_TASK GOAL:_ Extract every line that contains the string "krém".

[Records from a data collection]
——

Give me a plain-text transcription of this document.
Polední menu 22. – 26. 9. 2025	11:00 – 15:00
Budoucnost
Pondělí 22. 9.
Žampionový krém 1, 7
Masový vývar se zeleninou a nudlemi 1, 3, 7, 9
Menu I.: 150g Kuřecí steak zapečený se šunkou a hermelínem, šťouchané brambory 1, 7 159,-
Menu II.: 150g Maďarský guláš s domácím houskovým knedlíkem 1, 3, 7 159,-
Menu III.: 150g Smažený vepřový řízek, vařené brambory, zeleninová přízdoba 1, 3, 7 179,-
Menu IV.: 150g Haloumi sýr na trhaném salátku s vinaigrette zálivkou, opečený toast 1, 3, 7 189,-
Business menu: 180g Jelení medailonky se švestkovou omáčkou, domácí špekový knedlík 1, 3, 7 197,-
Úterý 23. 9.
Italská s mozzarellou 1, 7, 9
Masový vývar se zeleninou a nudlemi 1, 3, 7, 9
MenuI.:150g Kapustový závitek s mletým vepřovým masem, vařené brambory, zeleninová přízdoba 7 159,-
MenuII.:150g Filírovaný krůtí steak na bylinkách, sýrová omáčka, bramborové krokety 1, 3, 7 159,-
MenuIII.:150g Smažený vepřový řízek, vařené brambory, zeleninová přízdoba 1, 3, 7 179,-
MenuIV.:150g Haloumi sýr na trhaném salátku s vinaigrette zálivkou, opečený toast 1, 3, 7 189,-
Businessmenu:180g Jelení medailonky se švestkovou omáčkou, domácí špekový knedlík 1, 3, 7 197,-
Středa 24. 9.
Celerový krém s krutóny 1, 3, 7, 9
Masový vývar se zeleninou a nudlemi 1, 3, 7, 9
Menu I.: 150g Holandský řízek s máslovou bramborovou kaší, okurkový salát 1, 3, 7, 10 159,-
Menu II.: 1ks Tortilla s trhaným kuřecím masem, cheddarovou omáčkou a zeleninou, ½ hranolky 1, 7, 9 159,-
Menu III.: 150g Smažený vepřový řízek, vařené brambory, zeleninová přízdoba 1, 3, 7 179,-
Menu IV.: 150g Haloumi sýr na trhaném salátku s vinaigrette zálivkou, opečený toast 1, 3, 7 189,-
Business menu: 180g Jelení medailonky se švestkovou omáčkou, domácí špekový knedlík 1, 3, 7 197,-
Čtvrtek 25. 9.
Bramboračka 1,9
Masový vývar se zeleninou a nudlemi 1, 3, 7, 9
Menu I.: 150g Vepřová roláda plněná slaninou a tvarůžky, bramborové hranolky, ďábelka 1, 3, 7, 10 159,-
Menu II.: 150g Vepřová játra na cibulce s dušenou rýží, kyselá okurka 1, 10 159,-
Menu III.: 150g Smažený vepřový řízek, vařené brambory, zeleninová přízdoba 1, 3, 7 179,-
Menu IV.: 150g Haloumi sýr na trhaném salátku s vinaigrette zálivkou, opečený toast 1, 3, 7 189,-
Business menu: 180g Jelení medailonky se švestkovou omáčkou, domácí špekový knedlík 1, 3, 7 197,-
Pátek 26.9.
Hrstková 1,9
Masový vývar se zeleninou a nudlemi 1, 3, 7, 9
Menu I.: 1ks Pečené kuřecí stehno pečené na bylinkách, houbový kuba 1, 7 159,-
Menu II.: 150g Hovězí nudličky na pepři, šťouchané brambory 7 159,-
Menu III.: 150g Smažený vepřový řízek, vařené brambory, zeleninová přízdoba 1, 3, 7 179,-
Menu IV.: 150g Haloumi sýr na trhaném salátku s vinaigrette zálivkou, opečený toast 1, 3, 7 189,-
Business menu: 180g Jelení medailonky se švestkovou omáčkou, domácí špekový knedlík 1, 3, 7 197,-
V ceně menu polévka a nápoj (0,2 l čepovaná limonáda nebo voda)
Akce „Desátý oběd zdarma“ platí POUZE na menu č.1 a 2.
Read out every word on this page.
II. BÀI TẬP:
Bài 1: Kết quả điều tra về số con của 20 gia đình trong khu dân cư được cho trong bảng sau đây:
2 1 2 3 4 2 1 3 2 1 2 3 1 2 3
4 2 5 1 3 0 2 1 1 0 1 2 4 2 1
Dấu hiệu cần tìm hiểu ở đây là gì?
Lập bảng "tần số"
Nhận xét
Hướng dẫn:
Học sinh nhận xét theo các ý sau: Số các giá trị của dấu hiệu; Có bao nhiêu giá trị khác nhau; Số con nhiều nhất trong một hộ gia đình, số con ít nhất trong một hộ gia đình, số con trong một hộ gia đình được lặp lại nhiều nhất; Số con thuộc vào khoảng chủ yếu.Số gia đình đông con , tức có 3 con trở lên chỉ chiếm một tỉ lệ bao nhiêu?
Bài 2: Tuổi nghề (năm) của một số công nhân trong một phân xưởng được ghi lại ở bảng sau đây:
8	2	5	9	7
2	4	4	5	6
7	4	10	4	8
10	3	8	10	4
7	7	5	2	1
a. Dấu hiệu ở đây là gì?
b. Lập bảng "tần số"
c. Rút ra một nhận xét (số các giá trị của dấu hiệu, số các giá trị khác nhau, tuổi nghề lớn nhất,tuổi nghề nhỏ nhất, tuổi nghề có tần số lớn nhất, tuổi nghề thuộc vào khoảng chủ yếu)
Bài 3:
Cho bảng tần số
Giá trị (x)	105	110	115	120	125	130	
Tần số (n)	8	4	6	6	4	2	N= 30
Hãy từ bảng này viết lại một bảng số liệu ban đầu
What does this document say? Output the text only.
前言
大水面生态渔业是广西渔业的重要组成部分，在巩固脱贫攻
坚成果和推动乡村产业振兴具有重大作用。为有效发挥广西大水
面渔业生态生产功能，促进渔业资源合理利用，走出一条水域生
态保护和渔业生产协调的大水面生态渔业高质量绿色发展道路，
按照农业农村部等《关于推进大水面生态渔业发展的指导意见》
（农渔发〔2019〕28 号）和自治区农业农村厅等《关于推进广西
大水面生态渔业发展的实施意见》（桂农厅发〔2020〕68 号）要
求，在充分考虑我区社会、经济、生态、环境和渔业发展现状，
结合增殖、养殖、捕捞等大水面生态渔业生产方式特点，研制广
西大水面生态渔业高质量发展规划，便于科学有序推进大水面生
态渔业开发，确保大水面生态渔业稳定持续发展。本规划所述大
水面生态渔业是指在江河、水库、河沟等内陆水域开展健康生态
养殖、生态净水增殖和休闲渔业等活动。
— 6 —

——

_WRITTEN REPLY:_
Žampionový krém 1, 7
Celerový krém s krutóny 1, 3, 7, 9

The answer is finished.